Exercise aim: Can you print every record below exactly as written?

Record extracts:
--- BEGIN ---
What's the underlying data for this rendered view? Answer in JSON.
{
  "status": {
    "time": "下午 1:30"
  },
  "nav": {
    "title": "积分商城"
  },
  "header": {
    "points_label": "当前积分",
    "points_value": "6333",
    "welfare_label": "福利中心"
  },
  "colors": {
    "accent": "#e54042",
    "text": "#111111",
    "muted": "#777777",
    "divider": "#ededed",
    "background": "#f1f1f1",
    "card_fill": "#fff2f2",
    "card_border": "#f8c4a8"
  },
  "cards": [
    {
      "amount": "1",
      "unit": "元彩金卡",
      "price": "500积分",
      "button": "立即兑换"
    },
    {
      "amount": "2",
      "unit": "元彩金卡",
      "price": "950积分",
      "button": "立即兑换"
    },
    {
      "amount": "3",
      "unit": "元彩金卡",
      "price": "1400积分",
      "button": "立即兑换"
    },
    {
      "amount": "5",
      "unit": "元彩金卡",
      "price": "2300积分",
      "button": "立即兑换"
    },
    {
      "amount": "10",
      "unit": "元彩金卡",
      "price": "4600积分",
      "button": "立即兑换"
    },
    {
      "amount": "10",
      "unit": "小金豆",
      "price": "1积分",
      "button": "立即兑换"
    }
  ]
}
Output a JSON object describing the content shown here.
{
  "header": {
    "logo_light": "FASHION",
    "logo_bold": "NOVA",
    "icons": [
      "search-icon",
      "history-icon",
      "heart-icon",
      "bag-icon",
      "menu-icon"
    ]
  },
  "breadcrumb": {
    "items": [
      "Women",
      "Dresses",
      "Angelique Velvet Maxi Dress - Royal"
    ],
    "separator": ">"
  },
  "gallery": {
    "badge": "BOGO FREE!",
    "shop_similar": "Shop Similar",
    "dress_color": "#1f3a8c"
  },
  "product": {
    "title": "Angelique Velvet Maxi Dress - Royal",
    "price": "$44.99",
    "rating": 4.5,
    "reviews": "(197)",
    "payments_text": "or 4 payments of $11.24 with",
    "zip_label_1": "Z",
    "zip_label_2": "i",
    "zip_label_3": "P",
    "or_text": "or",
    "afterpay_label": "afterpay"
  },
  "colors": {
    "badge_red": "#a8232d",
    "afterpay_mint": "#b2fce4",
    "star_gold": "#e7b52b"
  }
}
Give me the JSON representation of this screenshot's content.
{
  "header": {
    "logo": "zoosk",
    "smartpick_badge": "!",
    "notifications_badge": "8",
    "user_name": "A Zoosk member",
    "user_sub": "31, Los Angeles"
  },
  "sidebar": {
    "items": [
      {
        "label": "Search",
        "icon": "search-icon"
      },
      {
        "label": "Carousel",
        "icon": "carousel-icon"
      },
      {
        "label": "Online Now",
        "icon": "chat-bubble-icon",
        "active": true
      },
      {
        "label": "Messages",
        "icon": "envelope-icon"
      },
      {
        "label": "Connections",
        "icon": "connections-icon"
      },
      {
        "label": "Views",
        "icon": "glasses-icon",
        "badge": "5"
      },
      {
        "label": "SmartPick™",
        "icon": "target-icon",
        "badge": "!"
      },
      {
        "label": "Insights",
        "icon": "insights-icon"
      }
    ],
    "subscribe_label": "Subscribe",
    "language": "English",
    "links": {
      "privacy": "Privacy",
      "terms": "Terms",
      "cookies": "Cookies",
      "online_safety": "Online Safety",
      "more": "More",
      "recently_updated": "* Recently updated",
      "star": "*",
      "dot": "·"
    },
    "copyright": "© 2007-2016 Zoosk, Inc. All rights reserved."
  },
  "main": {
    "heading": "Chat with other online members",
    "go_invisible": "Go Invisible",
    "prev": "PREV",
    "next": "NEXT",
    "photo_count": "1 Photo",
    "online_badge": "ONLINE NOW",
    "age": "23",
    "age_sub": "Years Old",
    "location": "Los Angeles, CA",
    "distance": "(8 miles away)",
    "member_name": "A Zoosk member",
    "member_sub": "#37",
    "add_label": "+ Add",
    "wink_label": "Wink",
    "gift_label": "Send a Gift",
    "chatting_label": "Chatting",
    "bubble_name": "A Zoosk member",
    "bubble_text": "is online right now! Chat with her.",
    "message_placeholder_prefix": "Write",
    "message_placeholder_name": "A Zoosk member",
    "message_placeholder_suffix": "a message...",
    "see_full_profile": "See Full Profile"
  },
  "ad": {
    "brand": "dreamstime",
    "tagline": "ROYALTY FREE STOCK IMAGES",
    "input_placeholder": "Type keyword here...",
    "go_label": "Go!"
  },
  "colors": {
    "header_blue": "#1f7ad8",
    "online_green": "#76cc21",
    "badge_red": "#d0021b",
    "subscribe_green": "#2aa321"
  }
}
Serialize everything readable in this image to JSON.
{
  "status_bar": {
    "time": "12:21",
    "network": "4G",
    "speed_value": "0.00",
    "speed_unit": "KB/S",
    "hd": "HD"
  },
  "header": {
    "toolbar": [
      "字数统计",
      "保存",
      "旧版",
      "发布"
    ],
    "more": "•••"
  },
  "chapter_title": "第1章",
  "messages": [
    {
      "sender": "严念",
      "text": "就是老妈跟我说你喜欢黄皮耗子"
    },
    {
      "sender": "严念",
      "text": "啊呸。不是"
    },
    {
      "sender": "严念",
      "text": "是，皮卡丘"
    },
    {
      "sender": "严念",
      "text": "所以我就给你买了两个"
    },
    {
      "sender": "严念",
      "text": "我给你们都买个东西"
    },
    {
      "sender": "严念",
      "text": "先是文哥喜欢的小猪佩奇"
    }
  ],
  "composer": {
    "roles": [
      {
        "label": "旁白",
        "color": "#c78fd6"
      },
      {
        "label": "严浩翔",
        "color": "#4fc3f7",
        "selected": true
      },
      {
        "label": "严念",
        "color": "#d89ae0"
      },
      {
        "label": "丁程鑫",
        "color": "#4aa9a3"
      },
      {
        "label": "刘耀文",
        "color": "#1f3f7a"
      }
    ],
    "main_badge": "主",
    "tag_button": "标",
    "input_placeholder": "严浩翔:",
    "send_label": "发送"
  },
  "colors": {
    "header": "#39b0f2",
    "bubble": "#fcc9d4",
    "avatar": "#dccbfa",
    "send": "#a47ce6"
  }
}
--- END ---
Solution to this exercise:
What's the underlying data for this rendered view? Answer in JSON.
{
  "status": {
    "time": "下午 1:30"
  },
  "nav": {
    "title": "积分商城"
  },
  "header": {
    "points_label": "当前积分",
    "points_value": "6333",
    "welfare_label": "福利中心"
  },
  "colors": {
    "accent": "#e54042",
    "text": "#111111",
    "muted": "#777777",
    "divider": "#ededed",
    "background": "#f1f1f1",
    "card_fill": "#fff2f2",
    "card_border": "#f8c4a8"
  },
  "cards": [
    {
      "amount": "1",
      "unit": "元彩金卡",
      "price": "500积分",
      "button": "立即兑换"
    },
    {
      "amount": "2",
      "unit": "元彩金卡",
      "price": "950积分",
      "button": "立即兑换"
    },
    {
      "amount": "3",
      "unit": "元彩金卡",
      "price": "1400积分",
      "button": "立即兑换"
    },
    {
      "amount": "5",
      "unit": "元彩金卡",
      "price": "2300积分",
      "button": "立即兑换"
    },
    {
      "amount": "10",
      "unit": "元彩金卡",
      "price": "4600积分",
      "button": "立即兑换"
    },
    {
      "amount": "10",
      "unit": "小金豆",
      "price": "1积分",
      "button": "立即兑换"
    }
  ]
}
Output a JSON object describing the content shown here.
{
  "header": {
    "logo_light": "FASHION",
    "logo_bold": "NOVA",
    "icons": [
      "search-icon",
      "history-icon",
      "heart-icon",
      "bag-icon",
      "menu-icon"
    ]
  },
  "breadcrumb": {
    "items": [
      "Women",
      "Dresses",
      "Angelique Velvet Maxi Dress - Royal"
    ],
    "separator": ">"
  },
  "gallery": {
    "badge": "BOGO FREE!",
    "shop_similar": "Shop Similar",
    "dress_color": "#1f3a8c"
  },
  "product": {
    "title": "Angelique Velvet Maxi Dress - Royal",
    "price": "$44.99",
    "rating": 4.5,
    "reviews": "(197)",
    "payments_text": "or 4 payments of $11.24 with",
    "zip_label_1": "Z",
    "zip_label_2": "i",
    "zip_label_3": "P",
    "or_text": "or",
    "afterpay_label": "afterpay"
  },
  "colors": {
    "badge_red": "#a8232d",
    "afterpay_mint": "#b2fce4",
    "star_gold": "#e7b52b"
  }
}
Give me the JSON representation of this screenshot's content.
{
  "header": {
    "logo": "zoosk",
    "smartpick_badge": "!",
    "notifications_badge": "8",
    "user_name": "A Zoosk member",
    "user_sub": "31, Los Angeles"
  },
  "sidebar": {
    "items": [
      {
        "label": "Search",
        "icon": "search-icon"
      },
      {
        "label": "Carousel",
        "icon": "carousel-icon"
      },
      {
        "label": "Online Now",
        "icon": "chat-bubble-icon",
        "active": true
      },
      {
        "label": "Messages",
        "icon": "envelope-icon"
      },
      {
        "label": "Connections",
        "icon": "connections-icon"
      },
      {
        "label": "Views",
        "icon": "glasses-icon",
        "badge": "5"
      },
      {
        "label": "SmartPick™",
        "icon": "target-icon",
        "badge": "!"
      },
      {
        "label": "Insights",
        "icon": "insights-icon"
      }
    ],
    "subscribe_label": "Subscribe",
    "language": "English",
    "links": {
      "privacy": "Privacy",
      "terms": "Terms",
      "cookies": "Cookies",
      "online_safety": "Online Safety",
      "more": "More",
      "recently_updated": "* Recently updated",
      "star": "*",
      "dot": "·"
    },
    "copyright": "© 2007-2016 Zoosk, Inc. All rights reserved."
  },
  "main": {
    "heading": "Chat with other online members",
    "go_invisible": "Go Invisible",
    "prev": "PREV",
    "next": "NEXT",
    "photo_count": "1 Photo",
    "online_badge": "ONLINE NOW",
    "age": "23",
    "age_sub": "Years Old",
    "location": "Los Angeles, CA",
    "distance": "(8 miles away)",
    "member_name": "A Zoosk member",
    "member_sub": "#37",
    "add_label": "+ Add",
    "wink_label": "Wink",
    "gift_label": "Send a Gift",
    "chatting_label": "Chatting",
    "bubble_name": "A Zoosk member",
    "bubble_text": "is online right now! Chat with her.",
    "message_placeholder_prefix": "Write",
    "message_placeholder_name": "A Zoosk member",
    "message_placeholder_suffix": "a message...",
    "see_full_profile": "See Full Profile"
  },
  "ad": {
    "brand": "dreamstime",
    "tagline": "ROYALTY FREE STOCK IMAGES",
    "input_placeholder": "Type keyword here...",
    "go_label": "Go!"
  },
  "colors": {
    "header_blue": "#1f7ad8",
    "online_green": "#76cc21",
    "badge_red": "#d0021b",
    "subscribe_green": "#2aa321"
  }
}
Serialize everything readable in this image to JSON.
{
  "status_bar": {
    "time": "12:21",
    "network": "4G",
    "speed_value": "0.00",
    "speed_unit": "KB/S",
    "hd": "HD"
  },
  "header": {
    "toolbar": [
      "字数统计",
      "保存",
      "旧版",
      "发布"
    ],
    "more": "•••"
  },
  "chapter_title": "第1章",
  "messages": [
    {
      "sender": "严念",
      "text": "就是老妈跟我说你喜欢黄皮耗子"
    },
    {
      "sender": "严念",
      "text": "啊呸。不是"
    },
    {
      "sender": "严念",
      "text": "是，皮卡丘"
    },
    {
      "sender": "严念",
      "text": "所以我就给你买了两个"
    },
    {
      "sender": "严念",
      "text": "我给你们都买个东西"
    },
    {
      "sender": "严念",
      "text": "先是文哥喜欢的小猪佩奇"
    }
  ],
  "composer": {
    "roles": [
      {
        "label": "旁白",
        "color": "#c78fd6"
      },
      {
        "label": "严浩翔",
        "color": "#4fc3f7",
        "selected": true
      },
      {
        "label": "严念",
        "color": "#d89ae0"
      },
      {
        "label": "丁程鑫",
        "color": "#4aa9a3"
      },
      {
        "label": "刘耀文",
        "color": "#1f3f7a"
      }
    ],
    "main_badge": "主",
    "tag_button": "标",
    "input_placeholder": "严浩翔:",
    "send_label": "发送"
  },
  "colors": {
    "header": "#39b0f2",
    "bubble": "#fcc9d4",
    "avatar": "#dccbfa",
    "send": "#a47ce6"
  }
}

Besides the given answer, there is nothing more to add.